Task instructions » Quote the whole listing word for word, please.

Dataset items
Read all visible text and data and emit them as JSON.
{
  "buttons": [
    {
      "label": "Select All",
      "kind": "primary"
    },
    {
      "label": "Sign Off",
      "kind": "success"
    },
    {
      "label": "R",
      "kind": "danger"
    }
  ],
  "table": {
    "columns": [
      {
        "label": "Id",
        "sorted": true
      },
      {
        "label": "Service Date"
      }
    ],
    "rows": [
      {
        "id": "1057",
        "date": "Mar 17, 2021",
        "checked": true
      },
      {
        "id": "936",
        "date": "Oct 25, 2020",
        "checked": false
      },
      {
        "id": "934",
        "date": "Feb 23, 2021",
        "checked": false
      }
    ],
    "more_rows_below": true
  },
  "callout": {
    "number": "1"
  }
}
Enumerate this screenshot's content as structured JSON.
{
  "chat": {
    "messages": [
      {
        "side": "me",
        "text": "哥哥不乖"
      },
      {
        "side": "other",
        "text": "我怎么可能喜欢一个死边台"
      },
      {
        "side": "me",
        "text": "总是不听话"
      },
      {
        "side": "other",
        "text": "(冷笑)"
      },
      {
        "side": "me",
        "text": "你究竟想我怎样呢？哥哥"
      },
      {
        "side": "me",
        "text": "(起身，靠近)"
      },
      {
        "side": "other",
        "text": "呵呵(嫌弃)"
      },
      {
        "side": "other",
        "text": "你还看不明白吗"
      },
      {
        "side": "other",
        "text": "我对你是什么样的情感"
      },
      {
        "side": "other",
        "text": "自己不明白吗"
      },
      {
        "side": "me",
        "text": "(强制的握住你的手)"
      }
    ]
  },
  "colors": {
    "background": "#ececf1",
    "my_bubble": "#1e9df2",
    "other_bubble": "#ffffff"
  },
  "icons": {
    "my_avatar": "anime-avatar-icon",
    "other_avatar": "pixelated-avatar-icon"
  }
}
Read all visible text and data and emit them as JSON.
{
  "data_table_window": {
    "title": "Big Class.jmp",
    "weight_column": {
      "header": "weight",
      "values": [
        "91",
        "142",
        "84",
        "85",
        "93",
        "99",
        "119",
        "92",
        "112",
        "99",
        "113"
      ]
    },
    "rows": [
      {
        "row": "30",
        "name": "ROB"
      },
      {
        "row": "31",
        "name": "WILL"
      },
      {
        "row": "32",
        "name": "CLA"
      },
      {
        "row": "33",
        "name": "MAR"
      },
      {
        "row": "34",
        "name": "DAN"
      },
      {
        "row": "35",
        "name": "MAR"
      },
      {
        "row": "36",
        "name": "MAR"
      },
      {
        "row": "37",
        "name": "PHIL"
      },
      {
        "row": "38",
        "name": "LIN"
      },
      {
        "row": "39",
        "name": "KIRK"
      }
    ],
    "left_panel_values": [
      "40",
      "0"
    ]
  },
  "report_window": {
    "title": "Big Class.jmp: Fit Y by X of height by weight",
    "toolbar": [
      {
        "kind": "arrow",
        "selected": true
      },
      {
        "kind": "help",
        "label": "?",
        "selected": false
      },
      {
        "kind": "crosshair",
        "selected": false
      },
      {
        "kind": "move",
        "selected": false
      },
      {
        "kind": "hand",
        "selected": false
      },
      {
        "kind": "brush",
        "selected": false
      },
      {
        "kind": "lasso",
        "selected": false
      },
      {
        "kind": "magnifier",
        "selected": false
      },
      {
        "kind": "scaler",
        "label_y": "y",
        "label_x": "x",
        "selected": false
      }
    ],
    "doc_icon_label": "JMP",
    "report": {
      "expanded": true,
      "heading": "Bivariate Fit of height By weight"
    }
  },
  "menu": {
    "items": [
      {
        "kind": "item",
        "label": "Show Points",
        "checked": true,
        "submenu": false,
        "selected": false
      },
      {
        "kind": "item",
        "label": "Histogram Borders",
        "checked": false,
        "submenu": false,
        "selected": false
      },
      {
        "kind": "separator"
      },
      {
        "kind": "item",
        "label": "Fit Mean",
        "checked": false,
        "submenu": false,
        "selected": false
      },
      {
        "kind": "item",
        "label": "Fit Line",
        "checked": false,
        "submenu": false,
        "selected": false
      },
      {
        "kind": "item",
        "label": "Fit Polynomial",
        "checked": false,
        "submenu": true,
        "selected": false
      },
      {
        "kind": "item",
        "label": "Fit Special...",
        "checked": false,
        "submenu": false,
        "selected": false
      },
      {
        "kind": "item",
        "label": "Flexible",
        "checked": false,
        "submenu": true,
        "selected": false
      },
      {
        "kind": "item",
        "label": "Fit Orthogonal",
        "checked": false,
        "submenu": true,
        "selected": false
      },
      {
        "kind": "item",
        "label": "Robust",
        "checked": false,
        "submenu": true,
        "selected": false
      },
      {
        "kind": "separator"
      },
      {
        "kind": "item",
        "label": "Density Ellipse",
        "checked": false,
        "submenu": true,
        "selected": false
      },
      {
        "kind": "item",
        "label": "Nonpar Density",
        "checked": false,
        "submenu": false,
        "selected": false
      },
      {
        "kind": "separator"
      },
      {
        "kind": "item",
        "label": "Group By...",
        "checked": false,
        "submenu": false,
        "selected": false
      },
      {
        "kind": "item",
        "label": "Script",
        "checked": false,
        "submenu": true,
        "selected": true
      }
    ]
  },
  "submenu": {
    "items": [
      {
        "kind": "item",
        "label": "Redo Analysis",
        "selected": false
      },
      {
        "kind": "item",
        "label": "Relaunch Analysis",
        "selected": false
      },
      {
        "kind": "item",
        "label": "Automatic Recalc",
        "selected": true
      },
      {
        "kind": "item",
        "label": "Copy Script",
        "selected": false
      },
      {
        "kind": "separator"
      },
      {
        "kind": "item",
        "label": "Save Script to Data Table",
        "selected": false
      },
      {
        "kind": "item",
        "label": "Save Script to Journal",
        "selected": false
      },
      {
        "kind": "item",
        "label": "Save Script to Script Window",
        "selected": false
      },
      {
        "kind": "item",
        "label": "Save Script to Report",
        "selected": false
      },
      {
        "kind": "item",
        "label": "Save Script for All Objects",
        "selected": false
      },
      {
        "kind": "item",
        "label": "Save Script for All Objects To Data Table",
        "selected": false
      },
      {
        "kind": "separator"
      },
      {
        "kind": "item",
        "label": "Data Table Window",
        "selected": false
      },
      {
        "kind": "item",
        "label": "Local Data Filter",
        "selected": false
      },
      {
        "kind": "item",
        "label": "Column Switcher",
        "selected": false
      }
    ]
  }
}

Task result »
Read all visible text and data and emit them as JSON.
{
  "buttons": [
    {
      "label": "Select All",
      "kind": "primary"
    },
    {
      "label": "Sign Off",
      "kind": "success"
    },
    {
      "label": "R",
      "kind": "danger"
    }
  ],
  "table": {
    "columns": [
      {
        "label": "Id",
        "sorted": true
      },
      {
        "label": "Service Date"
      }
    ],
    "rows": [
      {
        "id": "1057",
        "date": "Mar 17, 2021",
        "checked": true
      },
      {
        "id": "936",
        "date": "Oct 25, 2020",
        "checked": false
      },
      {
        "id": "934",
        "date": "Feb 23, 2021",
        "checked": false
      }
    ],
    "more_rows_below": true
  },
  "callout": {
    "number": "1"
  }
}
Enumerate this screenshot's content as structured JSON.
{
  "chat": {
    "messages": [
      {
        "side": "me",
        "text": "哥哥不乖"
      },
      {
        "side": "other",
        "text": "我怎么可能喜欢一个死边台"
      },
      {
        "side": "me",
        "text": "总是不听话"
      },
      {
        "side": "other",
        "text": "(冷笑)"
      },
      {
        "side": "me",
        "text": "你究竟想我怎样呢？哥哥"
      },
      {
        "side": "me",
        "text": "(起身，靠近)"
      },
      {
        "side": "other",
        "text": "呵呵(嫌弃)"
      },
      {
        "side": "other",
        "text": "你还看不明白吗"
      },
      {
        "side": "other",
        "text": "我对你是什么样的情感"
      },
      {
        "side": "other",
        "text": "自己不明白吗"
      },
      {
        "side": "me",
        "text": "(强制的握住你的手)"
      }
    ]
  },
  "colors": {
    "background": "#ececf1",
    "my_bubble": "#1e9df2",
    "other_bubble": "#ffffff"
  },
  "icons": {
    "my_avatar": "anime-avatar-icon",
    "other_avatar": "pixelated-avatar-icon"
  }
}
Read all visible text and data and emit them as JSON.
{
  "data_table_window": {
    "title": "Big Class.jmp",
    "weight_column": {
      "header": "weight",
      "values": [
        "91",
        "142",
        "84",
        "85",
        "93",
        "99",
        "119",
        "92",
        "112",
        "99",
        "113"
      ]
    },
    "rows": [
      {
        "row": "30",
        "name": "ROB"
      },
      {
        "row": "31",
        "name": "WILL"
      },
      {
        "row": "32",
        "name": "CLA"
      },
      {
        "row": "33",
        "name": "MAR"
      },
      {
        "row": "34",
        "name": "DAN"
      },
      {
        "row": "35",
        "name": "MAR"
      },
      {
        "row": "36",
        "name": "MAR"
      },
      {
        "row": "37",
        "name": "PHIL"
      },
      {
        "row": "38",
        "name": "LIN"
      },
      {
        "row": "39",
        "name": "KIRK"
      }
    ],
    "left_panel_values": [
      "40",
      "0"
    ]
  },
  "report_window": {
    "title": "Big Class.jmp: Fit Y by X of height by weight",
    "toolbar": [
      {
        "kind": "arrow",
        "selected": true
      },
      {
        "kind": "help",
        "label": "?",
        "selected": false
      },
      {
        "kind": "crosshair",
        "selected": false
      },
      {
        "kind": "move",
        "selected": false
      },
      {
        "kind": "hand",
        "selected": false
      },
      {
        "kind": "brush",
        "selected": false
      },
      {
        "kind": "lasso",
        "selected": false
      },
      {
        "kind": "magnifier",
        "selected": false
      },
      {
        "kind": "scaler",
        "label_y": "y",
        "label_x": "x",
        "selected": false
      }
    ],
    "doc_icon_label": "JMP",
    "report": {
      "expanded": true,
      "heading": "Bivariate Fit of height By weight"
    }
  },
  "menu": {
    "items": [
      {
        "kind": "item",
        "label": "Show Points",
        "checked": true,
        "submenu": false,
        "selected": false
      },
      {
        "kind": "item",
        "label": "Histogram Borders",
        "checked": false,
        "submenu": false,
        "selected": false
      },
      {
        "kind": "separator"
      },
      {
        "kind": "item",
        "label": "Fit Mean",
        "checked": false,
        "submenu": false,
        "selected": false
      },
      {
        "kind": "item",
        "label": "Fit Line",
        "checked": false,
        "submenu": false,
        "selected": false
      },
      {
        "kind": "item",
        "label": "Fit Polynomial",
        "checked": false,
        "submenu": true,
        "selected": false
      },
      {
        "kind": "item",
        "label": "Fit Special...",
        "checked": false,
        "submenu": false,
        "selected": false
      },
      {
        "kind": "item",
        "label": "Flexible",
        "checked": false,
        "submenu": true,
        "selected": false
      },
      {
        "kind": "item",
        "label": "Fit Orthogonal",
        "checked": false,
        "submenu": true,
        "selected": false
      },
      {
        "kind": "item",
        "label": "Robust",
        "checked": false,
        "submenu": true,
        "selected": false
      },
      {
        "kind": "separator"
      },
      {
        "kind": "item",
        "label": "Density Ellipse",
        "checked": false,
        "submenu": true,
        "selected": false
      },
      {
        "kind": "item",
        "label": "Nonpar Density",
        "checked": false,
        "submenu": false,
        "selected": false
      },
      {
        "kind": "separator"
      },
      {
        "kind": "item",
        "label": "Group By...",
        "checked": false,
        "submenu": false,
        "selected": false
      },
      {
        "kind": "item",
        "label": "Script",
        "checked": false,
        "submenu": true,
        "selected": true
      }
    ]
  },
  "submenu": {
    "items": [
      {
        "kind": "item",
        "label": "Redo Analysis",
        "selected": false
      },
      {
        "kind": "item",
        "label": "Relaunch Analysis",
        "selected": false
      },
      {
        "kind": "item",
        "label": "Automatic Recalc",
        "selected": true
      },
      {
        "kind": "item",
        "label": "Copy Script",
        "selected": false
      },
      {
        "kind": "separator"
      },
      {
        "kind": "item",
        "label": "Save Script to Data Table",
        "selected": false
      },
      {
        "kind": "item",
        "label": "Save Script to Journal",
        "selected": false
      },
      {
        "kind": "item",
        "label": "Save Script to Script Window",
        "selected": false
      },
      {
        "kind": "item",
        "label": "Save Script to Report",
        "selected": false
      },
      {
        "kind": "item",
        "label": "Save Script for All Objects",
        "selected": false
      },
      {
        "kind": "item",
        "label": "Save Script for All Objects To Data Table",
        "selected": false
      },
      {
        "kind": "separator"
      },
      {
        "kind": "item",
        "label": "Data Table Window",
        "selected": false
      },
      {
        "kind": "item",
        "label": "Local Data Filter",
        "selected": false
      },
      {
        "kind": "item",
        "label": "Column Switcher",
        "selected": false
      }
    ]
  }
}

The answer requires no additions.